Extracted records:
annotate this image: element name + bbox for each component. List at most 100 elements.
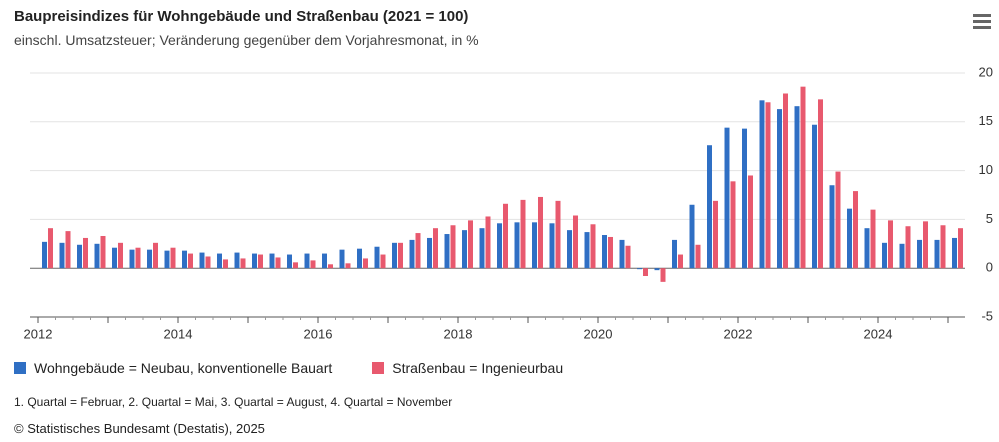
source: © Statistisches Bundesamt (Destatis), 20…	[14, 421, 265, 436]
bar	[479, 228, 485, 269]
bar	[619, 239, 625, 269]
bar	[555, 200, 561, 269]
bar	[724, 127, 730, 269]
bar	[584, 232, 590, 269]
bar	[660, 268, 666, 282]
bar	[398, 242, 403, 269]
y-tick-label: 10	[979, 162, 993, 177]
bar	[520, 199, 526, 269]
bar	[643, 268, 648, 277]
bar	[275, 257, 281, 269]
bar	[870, 209, 876, 269]
menu-button[interactable]	[973, 14, 991, 29]
bar	[637, 268, 642, 270]
bar	[532, 222, 537, 269]
bar	[234, 252, 240, 269]
bar	[765, 102, 771, 269]
bar	[829, 185, 835, 269]
bar	[672, 239, 677, 269]
bar	[800, 86, 806, 269]
bar	[310, 260, 316, 269]
bar	[328, 264, 333, 269]
bar	[433, 228, 438, 269]
x-tick-label: 2016	[304, 326, 333, 341]
x-tick-label: 2014	[164, 326, 193, 341]
bar	[199, 252, 205, 269]
chart-subtitle: einschl. Umsatzsteuer; Veränderung gegen…	[14, 32, 479, 48]
bar	[468, 220, 473, 269]
bar	[689, 204, 695, 269]
x-tick-label: 2022	[724, 326, 753, 341]
bar	[217, 253, 222, 269]
legend-item[interactable]: Wohngebäude = Neubau, konventionelle Bau…	[14, 360, 332, 376]
bar	[608, 236, 613, 269]
bar	[182, 250, 187, 269]
bar	[602, 235, 607, 269]
legend-item[interactable]: Straßenbau = Ingenieurbau	[372, 360, 563, 376]
bar	[118, 242, 123, 269]
bar	[153, 242, 158, 269]
bar	[252, 253, 257, 269]
bar	[258, 254, 263, 269]
bar	[304, 253, 310, 269]
bar	[415, 233, 421, 269]
legend: Wohngebäude = Neubau, konventionelle Bau…	[14, 360, 563, 376]
bar	[759, 100, 765, 269]
bar	[363, 258, 368, 269]
bar	[923, 221, 928, 269]
bar	[503, 203, 508, 269]
bar	[934, 239, 940, 269]
chart: -5 0 5 10 15 20 2012 2014 2016 2018 2020 2022 2024	[24, 64, 993, 341]
bar	[392, 242, 397, 269]
bar	[567, 230, 572, 269]
bar	[748, 175, 753, 269]
bar	[514, 222, 520, 269]
bar	[293, 262, 298, 269]
x-tick-label: 2020	[584, 326, 613, 341]
y-tick-label: 20	[979, 64, 993, 79]
bar	[444, 234, 450, 269]
bar	[678, 254, 683, 269]
chart-title: Baupreisindizes für Wohngebäude und Stra…	[14, 8, 469, 25]
bar	[322, 253, 327, 269]
bar	[223, 259, 228, 269]
y-tick-label: 0	[986, 260, 993, 275]
bar	[882, 242, 887, 269]
bar	[485, 216, 491, 269]
bar	[783, 93, 788, 269]
bar	[94, 243, 100, 269]
bar	[742, 128, 747, 269]
x-tick-label: 2012	[24, 326, 53, 341]
bar	[952, 237, 957, 269]
bar	[888, 220, 893, 269]
bar	[42, 241, 47, 269]
bar	[853, 191, 858, 269]
bar	[538, 196, 543, 269]
legend-swatch	[14, 362, 26, 374]
bar	[77, 244, 82, 269]
bar	[339, 249, 345, 269]
bar	[164, 250, 170, 269]
bar	[905, 226, 911, 269]
bar	[427, 237, 432, 269]
bar	[549, 223, 555, 269]
bar	[917, 239, 922, 269]
bar	[707, 145, 712, 269]
legend-swatch	[372, 362, 385, 374]
x-tick-label: 2018	[444, 326, 473, 341]
bar	[654, 268, 660, 271]
note: 1. Quartal = Februar, 2. Quartal = Mai, …	[14, 395, 453, 409]
x-tick-label: 2024	[864, 326, 893, 341]
bar	[205, 256, 211, 269]
bar	[65, 231, 71, 269]
bar	[269, 253, 275, 269]
bar	[812, 124, 817, 269]
bar	[48, 228, 53, 269]
bar	[835, 171, 841, 269]
bar	[147, 249, 152, 269]
bar	[899, 243, 905, 269]
bar	[847, 208, 852, 269]
bar	[100, 235, 106, 269]
bar	[777, 109, 782, 269]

** Short exercise **
Recast the data from the line containing "source: © Statistisches" through the line containing "242, 403, 269]" as a Markdown table with the columns Row and Entry. Number each line in Row and leave out any blank lines.

** Written response **
| Row | Entry |
|---|---|
| 1 | source: © Statistisches Bundesamt (Destatis), 20…	[14, 421, 265, 436] |
| 2 | bar	[479, 228, 485, 269] |
| 3 | bar	[619, 239, 625, 269] |
| 4 | bar	[555, 200, 561, 269] |
| 5 | bar	[724, 127, 730, 269] |
| 6 | bar	[584, 232, 590, 269] |
| 7 | bar	[660, 268, 666, 282] |
| 8 | bar	[398, 242, 403, 269] |